§ DAFTAR TUGAS:
[1] Jelaskan dalam satu sampai tiga kalimat alasan teks bacaan menilai anggapan bahwa ikut pemungutan suara itu syirik sebagai anggapan yang amat gegabah.
[2] Salin persis bagian teks bacaan dari "Bahkan, ada pandangan" sampai "itu tidak ada.46)".

§ TEKS BACAAN:
◆ ◆ ◆

Bahkan, ada pandangan ekstrem dari Imam Izzuddin bin Abdus Salam, Jika orang kafir menjadi pemimpin suatu wilayah yang luas, lalu mereka melimpahkan kekuasaan kepada orang yang dapat mendatangkan maslahat bagi orang-orang mukmin secara umum, keadaan itu dapat dijalankan karena mendatangkan mashalat secara umum dan menyingkirkan mafsadat sekalipun jauh dari rahmat syariat karena memang orang yang memiliki kesempurnaan dan layak diserahi kekuasaan itu tidak ada.46)
Demikianlah pandangan yang mendalam dari para Imam kita. Adakah kita dapat mengambil pelajaran? Jika kita baca sejarah umat ini dengan baik, niscaya akan kita temukan bahwa konsep parlemen telah ada dalam perjalanan kehidupan politik umat Islam pada masa-masa keemasannya. Pada masa Khalifatur Rasyid kedua, Umar bin Khattab Ra, beliau telah menunjuk enam orang sahabat Nabi Saw yang senior dan alim 47) untuk mendiskusikan calon pengganti dirinya. Itulah parlemen sederhana dan sementara yang mewakili segenap suara umat Islam masa itu. Para Ulama kita memberi nama ahlul halli wal aqdi (Dewan Perwakilan). Adapun parlemen yang kita kenal saat ini adalah bentuk modern dan lebih kompleks dari ahlul halli wal aqdi saat itu.
b. Tentang Pemilu atau Pemungutan Suara
Sebagian kaum muslimin telah mengigau dengan menganggap syirk berpartisipasi dalam pemungutan suara.48) Pemungutan suara atau Pemilu adalah bentuk perampasan hak Allah Swt sebagai Hakim karena dalam Pemilu keputusan ditentukan manusia, bukan Allah. Anggapan itu amat gegabah. Disadari atau tidak, orang-orang seperti itu terjebak pada tuduhan sesat ke mayoritas umat Islam karena mayoritas umat Islam telah menggunakan cara itu untuk memilih anggota legislatif dan pemimpin. Ada beberapa hal yang perlu kita dudukkan sesuai tempatnya.

◆ ◆ ◆

§ KUTIPAN DATA:

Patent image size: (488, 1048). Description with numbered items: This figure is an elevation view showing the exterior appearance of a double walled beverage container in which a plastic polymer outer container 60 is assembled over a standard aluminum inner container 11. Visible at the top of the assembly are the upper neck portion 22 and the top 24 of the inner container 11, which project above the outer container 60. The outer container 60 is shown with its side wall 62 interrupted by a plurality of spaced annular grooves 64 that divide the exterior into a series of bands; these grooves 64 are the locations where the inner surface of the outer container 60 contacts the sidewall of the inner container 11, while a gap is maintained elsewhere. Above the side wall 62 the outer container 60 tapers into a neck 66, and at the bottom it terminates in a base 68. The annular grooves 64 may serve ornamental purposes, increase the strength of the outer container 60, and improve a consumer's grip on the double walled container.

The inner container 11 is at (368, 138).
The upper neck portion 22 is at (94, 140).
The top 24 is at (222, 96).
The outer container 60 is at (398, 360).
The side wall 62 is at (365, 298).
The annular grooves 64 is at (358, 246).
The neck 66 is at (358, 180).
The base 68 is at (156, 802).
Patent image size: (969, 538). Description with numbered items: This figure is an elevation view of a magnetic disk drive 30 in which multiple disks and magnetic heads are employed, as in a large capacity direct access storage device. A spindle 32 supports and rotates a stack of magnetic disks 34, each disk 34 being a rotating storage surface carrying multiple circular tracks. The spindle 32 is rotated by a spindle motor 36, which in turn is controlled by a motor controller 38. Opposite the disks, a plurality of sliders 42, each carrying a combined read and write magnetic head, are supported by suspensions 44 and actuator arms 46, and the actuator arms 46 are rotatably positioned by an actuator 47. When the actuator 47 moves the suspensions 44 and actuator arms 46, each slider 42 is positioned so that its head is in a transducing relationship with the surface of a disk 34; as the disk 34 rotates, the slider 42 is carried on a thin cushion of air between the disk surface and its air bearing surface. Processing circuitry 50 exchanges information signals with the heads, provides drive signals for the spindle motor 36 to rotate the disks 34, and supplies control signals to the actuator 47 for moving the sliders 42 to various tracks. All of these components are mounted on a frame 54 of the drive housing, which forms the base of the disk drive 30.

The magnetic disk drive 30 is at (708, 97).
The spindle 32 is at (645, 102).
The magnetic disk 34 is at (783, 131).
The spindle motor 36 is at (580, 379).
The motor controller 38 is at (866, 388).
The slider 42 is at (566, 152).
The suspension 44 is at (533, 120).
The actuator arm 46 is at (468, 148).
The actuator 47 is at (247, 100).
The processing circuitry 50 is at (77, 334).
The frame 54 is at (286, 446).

◆ ◆ ◆

§ JAWABAN LATIHAN:
[1] Orang yang berpandangan demikian, disadari atau tidak, terjebak menuduh sesat mayoritas umat Islam. Alasannya, mayoritas umat Islam telah menggunakan cara itu untuk memilih anggota legislatif dan pemimpin.

[2]
Bahkan, ada pandangan ekstrem dari Imam Izzuddin bin Abdus Salam, Jika orang kafir menjadi pemimpin suatu wilayah yang luas, lalu mereka melimpahkan kekuasaan kepada orang yang dapat mendatangkan maslahat bagi orang-orang mukmin secara umum, keadaan itu dapat dijalankan karena mendatangkan mashalat secara umum dan menyingkirkan mafsadat sekalipun jauh dari rahmat syariat karena memang orang yang memiliki kesempurnaan dan layak diserahi kekuasaan itu tidak ada.46)